# [AIM]
From the listing below, return each line that includes "label".

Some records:
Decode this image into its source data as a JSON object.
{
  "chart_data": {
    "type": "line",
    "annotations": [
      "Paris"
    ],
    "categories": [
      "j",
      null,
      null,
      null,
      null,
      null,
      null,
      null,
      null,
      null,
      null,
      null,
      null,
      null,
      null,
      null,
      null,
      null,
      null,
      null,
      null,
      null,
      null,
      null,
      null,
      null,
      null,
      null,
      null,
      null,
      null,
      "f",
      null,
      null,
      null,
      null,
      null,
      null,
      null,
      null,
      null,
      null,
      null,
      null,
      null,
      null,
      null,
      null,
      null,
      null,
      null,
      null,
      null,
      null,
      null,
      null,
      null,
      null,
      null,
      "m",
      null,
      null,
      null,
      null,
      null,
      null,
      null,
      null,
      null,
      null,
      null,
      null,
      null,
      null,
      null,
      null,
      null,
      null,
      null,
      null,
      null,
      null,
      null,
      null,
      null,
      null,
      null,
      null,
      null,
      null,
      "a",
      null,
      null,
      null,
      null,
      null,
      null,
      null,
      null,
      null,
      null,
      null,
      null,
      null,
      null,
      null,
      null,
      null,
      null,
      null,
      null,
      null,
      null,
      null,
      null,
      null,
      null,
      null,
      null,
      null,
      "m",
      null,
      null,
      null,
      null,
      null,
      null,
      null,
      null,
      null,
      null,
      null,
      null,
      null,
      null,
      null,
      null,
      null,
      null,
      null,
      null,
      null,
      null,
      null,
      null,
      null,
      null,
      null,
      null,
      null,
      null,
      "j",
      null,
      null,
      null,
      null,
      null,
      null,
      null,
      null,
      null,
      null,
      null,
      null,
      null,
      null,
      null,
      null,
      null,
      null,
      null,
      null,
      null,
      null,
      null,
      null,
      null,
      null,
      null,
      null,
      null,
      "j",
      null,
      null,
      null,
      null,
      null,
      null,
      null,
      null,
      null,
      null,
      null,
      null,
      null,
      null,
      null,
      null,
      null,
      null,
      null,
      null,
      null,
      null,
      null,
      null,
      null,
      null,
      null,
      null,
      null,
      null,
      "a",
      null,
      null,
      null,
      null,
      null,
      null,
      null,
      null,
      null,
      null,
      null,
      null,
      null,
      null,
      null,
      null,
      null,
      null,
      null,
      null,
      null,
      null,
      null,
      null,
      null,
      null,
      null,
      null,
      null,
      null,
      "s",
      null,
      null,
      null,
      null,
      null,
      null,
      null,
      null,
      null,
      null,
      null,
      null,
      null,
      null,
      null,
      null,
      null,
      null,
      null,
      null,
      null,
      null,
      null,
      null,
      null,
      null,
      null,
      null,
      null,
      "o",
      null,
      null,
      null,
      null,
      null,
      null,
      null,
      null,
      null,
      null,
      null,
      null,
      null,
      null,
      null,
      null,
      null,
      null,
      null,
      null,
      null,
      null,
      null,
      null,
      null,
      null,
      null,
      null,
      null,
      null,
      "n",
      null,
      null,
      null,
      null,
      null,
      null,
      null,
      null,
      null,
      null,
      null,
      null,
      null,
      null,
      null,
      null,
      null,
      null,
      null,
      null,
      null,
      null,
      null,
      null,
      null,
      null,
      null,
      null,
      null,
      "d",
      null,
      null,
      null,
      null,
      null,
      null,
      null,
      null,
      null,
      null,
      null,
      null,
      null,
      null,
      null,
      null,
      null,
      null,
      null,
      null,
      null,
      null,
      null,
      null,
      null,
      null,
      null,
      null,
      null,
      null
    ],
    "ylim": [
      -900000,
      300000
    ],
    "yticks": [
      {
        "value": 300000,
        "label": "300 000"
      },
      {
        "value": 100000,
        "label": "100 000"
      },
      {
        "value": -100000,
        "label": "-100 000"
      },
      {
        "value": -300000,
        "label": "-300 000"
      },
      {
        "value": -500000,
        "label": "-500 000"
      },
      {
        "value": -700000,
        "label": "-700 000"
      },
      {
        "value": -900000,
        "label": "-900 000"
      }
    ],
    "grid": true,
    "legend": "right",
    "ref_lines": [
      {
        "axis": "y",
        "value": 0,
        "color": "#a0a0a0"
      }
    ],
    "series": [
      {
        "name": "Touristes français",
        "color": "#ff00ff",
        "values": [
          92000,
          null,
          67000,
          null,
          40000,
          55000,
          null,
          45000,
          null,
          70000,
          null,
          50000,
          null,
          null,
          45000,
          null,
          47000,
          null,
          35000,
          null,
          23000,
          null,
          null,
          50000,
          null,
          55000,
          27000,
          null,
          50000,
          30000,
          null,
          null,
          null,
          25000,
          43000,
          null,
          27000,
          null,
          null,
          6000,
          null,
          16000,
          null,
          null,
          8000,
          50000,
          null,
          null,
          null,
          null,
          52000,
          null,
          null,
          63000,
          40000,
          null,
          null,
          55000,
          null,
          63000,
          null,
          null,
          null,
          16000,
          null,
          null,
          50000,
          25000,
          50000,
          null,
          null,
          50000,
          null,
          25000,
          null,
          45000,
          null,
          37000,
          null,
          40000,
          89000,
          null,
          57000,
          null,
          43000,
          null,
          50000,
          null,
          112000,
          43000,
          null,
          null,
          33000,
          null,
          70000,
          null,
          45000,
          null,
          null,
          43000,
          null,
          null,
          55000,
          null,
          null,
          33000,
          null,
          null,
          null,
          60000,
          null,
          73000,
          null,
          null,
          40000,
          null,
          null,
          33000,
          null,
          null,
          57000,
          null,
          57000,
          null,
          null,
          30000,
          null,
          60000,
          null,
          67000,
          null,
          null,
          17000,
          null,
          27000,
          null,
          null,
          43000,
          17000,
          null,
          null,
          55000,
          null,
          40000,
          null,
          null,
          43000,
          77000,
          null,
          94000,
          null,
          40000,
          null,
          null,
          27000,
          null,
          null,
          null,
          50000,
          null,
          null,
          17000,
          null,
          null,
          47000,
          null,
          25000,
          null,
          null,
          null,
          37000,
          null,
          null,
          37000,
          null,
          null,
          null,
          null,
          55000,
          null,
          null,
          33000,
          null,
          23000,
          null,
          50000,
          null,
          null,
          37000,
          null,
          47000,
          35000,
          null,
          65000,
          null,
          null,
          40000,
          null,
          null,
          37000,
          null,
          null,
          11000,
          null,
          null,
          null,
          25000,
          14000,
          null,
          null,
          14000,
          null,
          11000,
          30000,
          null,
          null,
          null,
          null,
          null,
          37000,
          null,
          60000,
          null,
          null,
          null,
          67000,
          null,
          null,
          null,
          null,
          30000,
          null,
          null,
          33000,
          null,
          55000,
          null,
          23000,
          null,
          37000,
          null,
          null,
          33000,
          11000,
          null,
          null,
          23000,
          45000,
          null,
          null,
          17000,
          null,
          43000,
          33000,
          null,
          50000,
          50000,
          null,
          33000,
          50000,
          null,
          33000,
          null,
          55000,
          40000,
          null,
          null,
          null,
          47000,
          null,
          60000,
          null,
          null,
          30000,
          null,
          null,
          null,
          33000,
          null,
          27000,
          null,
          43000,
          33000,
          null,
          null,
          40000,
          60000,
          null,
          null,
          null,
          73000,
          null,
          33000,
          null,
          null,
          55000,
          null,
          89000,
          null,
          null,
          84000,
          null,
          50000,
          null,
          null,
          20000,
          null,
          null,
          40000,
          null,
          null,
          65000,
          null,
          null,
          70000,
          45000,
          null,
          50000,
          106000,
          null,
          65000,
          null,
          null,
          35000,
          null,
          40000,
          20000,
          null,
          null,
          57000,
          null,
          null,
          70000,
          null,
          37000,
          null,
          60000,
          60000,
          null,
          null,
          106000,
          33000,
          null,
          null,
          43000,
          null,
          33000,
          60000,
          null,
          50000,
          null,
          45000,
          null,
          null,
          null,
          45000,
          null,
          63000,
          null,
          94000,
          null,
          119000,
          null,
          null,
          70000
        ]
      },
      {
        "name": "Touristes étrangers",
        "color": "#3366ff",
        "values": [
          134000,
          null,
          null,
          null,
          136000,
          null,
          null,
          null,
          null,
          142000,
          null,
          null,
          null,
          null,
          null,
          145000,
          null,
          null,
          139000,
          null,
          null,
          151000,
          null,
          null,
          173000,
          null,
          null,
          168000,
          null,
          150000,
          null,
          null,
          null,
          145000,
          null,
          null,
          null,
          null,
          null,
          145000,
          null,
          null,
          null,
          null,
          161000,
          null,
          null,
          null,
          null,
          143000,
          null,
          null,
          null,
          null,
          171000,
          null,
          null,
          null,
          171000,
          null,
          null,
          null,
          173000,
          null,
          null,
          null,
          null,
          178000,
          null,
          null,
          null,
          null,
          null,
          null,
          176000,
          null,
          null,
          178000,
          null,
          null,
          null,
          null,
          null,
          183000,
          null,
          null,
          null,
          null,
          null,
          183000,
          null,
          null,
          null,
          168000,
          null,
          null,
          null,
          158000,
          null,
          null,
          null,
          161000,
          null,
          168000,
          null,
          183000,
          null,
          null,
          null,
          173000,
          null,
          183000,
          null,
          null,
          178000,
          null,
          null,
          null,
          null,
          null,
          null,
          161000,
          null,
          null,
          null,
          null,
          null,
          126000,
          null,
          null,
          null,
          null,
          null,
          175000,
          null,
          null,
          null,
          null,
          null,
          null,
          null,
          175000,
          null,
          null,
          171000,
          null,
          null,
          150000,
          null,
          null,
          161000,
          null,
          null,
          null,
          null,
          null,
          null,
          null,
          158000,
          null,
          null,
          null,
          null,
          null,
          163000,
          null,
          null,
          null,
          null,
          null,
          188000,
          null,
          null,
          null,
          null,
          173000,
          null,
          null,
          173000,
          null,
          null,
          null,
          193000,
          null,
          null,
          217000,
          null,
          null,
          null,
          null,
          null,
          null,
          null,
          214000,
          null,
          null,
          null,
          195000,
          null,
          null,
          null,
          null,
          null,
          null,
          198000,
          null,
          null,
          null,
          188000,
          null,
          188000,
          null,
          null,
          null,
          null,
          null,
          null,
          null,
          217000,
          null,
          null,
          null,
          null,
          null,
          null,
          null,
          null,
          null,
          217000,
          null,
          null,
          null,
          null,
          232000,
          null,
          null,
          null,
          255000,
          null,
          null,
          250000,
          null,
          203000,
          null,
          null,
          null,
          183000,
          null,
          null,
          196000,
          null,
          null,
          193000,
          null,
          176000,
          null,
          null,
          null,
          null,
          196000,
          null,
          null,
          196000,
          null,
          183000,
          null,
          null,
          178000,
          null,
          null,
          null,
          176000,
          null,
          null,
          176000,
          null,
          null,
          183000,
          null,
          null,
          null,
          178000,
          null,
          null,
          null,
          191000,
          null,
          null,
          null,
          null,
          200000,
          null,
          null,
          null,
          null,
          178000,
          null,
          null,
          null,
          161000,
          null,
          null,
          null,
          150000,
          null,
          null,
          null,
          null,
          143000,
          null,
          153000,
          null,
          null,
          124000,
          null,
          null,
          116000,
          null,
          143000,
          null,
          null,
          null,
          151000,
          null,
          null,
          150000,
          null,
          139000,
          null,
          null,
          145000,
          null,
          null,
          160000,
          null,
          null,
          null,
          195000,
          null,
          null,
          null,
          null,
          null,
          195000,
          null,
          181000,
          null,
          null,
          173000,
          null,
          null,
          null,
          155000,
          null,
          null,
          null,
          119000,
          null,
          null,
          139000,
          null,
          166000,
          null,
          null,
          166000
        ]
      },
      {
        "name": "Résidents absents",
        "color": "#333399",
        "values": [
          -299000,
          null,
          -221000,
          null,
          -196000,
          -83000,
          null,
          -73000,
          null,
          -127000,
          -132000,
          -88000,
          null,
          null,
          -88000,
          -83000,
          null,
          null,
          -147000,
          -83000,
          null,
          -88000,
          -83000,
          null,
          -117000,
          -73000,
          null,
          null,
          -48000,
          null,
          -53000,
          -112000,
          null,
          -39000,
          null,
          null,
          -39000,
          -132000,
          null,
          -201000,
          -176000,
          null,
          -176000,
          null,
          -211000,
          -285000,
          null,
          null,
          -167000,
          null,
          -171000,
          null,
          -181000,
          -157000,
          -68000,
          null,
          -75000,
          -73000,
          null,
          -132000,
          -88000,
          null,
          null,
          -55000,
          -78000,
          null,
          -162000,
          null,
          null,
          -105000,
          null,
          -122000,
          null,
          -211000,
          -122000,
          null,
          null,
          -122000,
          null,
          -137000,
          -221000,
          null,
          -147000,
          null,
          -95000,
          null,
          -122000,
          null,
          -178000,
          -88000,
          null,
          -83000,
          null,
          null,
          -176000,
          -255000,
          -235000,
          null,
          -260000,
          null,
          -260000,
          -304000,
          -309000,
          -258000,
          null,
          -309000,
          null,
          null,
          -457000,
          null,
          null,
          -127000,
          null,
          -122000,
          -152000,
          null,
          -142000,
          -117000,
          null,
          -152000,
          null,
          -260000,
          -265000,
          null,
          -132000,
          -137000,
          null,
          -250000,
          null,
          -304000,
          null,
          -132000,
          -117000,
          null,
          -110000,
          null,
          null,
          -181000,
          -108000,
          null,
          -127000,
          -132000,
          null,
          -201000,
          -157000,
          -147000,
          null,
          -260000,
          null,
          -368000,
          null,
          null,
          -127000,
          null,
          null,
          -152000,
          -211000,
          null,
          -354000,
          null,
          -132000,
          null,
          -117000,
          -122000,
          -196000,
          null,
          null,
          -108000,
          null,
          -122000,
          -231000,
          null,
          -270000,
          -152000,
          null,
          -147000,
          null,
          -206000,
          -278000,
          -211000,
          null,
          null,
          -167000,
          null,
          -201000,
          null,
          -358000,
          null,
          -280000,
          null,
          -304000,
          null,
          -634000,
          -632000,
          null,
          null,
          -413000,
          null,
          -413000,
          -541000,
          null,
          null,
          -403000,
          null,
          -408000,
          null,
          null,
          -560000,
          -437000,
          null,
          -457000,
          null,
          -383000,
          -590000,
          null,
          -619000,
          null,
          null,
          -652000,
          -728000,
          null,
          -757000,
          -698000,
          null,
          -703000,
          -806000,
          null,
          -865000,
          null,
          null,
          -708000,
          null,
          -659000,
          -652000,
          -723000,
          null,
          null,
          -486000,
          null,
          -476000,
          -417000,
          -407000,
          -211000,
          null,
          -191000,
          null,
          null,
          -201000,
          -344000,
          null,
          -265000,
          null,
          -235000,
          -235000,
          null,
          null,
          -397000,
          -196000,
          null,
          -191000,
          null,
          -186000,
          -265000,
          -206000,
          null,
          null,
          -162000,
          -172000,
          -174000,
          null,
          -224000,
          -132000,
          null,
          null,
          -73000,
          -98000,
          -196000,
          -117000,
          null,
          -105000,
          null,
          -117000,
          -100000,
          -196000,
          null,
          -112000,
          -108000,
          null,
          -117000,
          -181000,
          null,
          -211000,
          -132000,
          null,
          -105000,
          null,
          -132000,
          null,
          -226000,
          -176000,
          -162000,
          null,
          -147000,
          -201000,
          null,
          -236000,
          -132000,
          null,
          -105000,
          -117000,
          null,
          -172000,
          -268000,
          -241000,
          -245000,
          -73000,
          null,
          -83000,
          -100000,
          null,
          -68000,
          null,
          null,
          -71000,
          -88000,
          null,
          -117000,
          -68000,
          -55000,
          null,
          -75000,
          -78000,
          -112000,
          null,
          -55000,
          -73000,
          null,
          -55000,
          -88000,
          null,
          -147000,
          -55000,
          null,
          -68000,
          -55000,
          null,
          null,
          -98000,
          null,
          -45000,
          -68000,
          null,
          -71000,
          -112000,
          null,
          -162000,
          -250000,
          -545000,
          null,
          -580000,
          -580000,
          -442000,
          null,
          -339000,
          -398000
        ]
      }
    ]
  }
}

# [ANSWER TO THIS TASK]
        "label": "300 000"
        "label": "100 000"
        "label": "-100 000"
        "label": "-300 000"
        "label": "-500 000"
        "label": "-700 000"
        "label": "-900 000"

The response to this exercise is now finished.